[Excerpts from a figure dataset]

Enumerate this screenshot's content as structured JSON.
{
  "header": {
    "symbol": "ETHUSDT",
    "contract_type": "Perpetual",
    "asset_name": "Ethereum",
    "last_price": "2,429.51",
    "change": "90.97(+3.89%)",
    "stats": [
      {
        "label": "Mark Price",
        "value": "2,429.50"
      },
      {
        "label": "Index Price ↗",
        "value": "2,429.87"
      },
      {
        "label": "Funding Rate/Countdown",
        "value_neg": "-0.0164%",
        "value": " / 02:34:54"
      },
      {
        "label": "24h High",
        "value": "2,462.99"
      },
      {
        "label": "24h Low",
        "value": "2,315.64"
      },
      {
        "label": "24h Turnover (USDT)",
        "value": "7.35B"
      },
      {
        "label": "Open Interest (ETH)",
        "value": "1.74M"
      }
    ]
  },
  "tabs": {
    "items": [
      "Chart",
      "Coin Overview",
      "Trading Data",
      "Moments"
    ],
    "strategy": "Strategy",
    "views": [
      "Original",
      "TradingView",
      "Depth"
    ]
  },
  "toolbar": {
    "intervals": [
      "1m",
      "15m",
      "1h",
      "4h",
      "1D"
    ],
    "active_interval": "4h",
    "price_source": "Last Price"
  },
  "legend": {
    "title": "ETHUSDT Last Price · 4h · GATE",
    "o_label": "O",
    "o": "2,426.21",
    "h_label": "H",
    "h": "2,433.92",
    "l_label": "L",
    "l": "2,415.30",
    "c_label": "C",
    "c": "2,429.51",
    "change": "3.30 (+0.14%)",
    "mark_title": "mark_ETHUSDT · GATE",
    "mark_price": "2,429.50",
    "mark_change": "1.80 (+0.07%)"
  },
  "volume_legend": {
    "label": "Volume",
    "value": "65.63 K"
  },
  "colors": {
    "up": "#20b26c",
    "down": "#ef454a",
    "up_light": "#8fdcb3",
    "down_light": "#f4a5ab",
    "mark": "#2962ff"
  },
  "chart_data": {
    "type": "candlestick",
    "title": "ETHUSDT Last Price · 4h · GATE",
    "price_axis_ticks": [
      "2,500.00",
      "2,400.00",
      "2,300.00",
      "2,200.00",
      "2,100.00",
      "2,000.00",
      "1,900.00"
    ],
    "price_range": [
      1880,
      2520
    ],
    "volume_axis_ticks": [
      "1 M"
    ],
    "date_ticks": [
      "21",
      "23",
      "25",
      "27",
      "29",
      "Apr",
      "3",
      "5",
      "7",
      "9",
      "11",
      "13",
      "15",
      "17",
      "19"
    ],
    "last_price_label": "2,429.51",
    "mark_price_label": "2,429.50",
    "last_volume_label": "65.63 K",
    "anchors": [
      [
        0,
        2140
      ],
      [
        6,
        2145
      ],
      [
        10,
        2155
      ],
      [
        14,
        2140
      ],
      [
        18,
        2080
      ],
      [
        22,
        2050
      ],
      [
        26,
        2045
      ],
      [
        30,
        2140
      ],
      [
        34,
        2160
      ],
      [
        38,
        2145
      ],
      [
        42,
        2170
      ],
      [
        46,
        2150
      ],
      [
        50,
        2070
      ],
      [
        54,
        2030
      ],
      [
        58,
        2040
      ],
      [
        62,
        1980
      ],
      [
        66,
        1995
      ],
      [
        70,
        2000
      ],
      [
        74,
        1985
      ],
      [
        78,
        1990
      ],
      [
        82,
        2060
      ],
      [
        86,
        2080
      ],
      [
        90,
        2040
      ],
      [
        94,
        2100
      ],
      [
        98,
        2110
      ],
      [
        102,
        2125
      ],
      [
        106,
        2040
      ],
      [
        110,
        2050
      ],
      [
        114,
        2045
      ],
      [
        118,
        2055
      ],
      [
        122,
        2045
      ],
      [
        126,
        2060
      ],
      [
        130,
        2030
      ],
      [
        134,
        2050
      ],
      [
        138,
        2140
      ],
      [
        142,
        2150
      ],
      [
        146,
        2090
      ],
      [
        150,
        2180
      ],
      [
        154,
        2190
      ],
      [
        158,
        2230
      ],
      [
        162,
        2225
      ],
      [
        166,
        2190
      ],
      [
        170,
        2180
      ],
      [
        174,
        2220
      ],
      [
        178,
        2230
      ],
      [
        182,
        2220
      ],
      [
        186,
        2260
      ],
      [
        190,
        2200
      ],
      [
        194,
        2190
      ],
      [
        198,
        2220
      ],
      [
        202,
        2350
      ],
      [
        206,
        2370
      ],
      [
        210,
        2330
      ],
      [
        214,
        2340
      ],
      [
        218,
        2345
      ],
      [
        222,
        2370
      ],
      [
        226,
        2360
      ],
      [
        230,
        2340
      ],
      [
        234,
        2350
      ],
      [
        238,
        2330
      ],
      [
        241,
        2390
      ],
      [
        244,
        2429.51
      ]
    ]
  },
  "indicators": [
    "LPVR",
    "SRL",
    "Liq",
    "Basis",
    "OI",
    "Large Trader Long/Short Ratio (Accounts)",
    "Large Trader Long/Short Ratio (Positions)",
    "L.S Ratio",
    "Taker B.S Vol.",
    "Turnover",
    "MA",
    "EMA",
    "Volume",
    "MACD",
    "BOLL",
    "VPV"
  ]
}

What the exercise asks: How many of the lines in the listing above hold the word "Long"? Report only that figure.

In response: 2